List all lines in the material below that contain "Notification".

[Source data]

+++++

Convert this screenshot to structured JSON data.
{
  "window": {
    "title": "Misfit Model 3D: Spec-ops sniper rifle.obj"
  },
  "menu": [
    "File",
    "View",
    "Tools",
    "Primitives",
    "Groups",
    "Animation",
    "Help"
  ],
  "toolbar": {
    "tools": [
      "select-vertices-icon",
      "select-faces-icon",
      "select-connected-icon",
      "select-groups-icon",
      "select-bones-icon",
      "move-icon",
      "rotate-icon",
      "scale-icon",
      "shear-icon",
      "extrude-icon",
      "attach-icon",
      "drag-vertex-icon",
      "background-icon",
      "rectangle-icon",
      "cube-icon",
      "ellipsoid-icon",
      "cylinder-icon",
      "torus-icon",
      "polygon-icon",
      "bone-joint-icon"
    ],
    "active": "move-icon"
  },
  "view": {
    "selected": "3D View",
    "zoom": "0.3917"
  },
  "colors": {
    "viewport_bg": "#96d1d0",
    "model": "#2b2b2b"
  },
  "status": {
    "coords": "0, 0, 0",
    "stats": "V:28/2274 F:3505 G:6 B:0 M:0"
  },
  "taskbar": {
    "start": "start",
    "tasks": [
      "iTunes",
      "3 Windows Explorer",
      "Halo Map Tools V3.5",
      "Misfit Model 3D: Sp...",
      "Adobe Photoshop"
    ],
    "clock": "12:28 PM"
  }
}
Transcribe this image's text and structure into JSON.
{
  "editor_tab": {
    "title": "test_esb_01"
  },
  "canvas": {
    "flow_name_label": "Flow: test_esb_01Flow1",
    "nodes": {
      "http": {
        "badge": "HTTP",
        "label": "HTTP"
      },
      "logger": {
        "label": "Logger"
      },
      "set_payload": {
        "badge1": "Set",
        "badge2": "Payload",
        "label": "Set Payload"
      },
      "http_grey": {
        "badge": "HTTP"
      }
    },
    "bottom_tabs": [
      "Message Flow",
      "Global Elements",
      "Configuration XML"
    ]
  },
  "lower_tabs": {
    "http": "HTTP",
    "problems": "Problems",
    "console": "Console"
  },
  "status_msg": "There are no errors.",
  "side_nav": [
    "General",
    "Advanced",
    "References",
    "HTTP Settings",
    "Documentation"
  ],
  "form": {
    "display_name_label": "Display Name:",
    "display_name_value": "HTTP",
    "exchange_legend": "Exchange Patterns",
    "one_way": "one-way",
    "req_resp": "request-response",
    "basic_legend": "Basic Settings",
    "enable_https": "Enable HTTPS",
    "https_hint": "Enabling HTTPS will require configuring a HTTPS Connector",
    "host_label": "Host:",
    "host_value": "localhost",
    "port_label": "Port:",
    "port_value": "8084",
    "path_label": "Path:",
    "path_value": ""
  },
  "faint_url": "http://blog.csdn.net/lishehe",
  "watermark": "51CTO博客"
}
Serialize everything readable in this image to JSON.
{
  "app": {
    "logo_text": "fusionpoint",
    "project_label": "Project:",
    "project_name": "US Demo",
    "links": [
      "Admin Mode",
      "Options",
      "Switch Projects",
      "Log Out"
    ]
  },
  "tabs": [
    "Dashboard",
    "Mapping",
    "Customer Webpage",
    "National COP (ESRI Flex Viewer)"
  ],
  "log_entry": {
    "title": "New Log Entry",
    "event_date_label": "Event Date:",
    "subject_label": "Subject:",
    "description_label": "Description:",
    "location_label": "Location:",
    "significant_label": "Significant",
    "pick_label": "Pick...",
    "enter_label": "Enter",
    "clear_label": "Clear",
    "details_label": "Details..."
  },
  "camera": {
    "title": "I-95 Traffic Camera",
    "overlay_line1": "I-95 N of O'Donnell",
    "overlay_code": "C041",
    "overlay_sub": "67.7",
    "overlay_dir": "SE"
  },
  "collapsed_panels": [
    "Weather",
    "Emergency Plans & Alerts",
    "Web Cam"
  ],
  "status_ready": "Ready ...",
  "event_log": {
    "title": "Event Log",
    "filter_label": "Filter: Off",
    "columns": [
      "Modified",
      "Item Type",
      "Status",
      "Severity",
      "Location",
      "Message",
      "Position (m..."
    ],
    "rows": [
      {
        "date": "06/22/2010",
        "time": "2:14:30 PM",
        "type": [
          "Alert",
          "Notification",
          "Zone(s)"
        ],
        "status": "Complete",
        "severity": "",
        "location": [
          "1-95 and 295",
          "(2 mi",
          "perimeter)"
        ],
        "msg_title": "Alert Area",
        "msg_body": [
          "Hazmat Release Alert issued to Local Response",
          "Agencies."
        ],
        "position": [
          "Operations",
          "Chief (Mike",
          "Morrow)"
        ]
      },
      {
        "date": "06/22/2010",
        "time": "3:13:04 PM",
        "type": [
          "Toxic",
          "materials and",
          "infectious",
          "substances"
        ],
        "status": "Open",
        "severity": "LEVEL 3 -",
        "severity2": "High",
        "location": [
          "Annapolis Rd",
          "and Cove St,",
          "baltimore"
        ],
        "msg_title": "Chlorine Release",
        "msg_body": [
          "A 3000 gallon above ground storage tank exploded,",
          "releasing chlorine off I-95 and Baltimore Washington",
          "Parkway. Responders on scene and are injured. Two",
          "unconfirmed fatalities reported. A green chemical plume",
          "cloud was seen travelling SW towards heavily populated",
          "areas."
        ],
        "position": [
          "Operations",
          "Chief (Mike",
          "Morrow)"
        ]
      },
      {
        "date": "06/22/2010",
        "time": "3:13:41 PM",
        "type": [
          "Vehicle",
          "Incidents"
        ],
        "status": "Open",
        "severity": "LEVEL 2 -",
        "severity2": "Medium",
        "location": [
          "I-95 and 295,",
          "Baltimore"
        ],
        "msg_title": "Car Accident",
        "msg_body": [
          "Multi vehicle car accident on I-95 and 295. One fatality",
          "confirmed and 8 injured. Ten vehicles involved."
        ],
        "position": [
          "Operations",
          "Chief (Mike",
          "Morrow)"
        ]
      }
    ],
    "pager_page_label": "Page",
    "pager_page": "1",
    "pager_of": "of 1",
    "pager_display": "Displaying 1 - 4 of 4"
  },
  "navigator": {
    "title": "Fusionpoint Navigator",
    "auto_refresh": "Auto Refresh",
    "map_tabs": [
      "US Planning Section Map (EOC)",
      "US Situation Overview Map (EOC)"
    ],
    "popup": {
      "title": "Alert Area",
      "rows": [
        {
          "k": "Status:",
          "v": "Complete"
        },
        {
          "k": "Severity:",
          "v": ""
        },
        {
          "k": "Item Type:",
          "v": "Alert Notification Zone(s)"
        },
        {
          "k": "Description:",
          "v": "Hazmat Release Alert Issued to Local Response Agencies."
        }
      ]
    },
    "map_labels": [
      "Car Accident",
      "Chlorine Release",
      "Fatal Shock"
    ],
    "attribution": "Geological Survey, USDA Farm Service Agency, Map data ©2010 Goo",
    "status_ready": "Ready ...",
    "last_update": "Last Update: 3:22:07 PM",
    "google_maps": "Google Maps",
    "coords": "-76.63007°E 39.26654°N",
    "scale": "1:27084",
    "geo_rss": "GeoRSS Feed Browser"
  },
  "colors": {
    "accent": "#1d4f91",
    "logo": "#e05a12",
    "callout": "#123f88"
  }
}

+++++

● SOLUTION FOR THIS TASK:
          "Notification",
          "v": "Alert Notification Zone(s)"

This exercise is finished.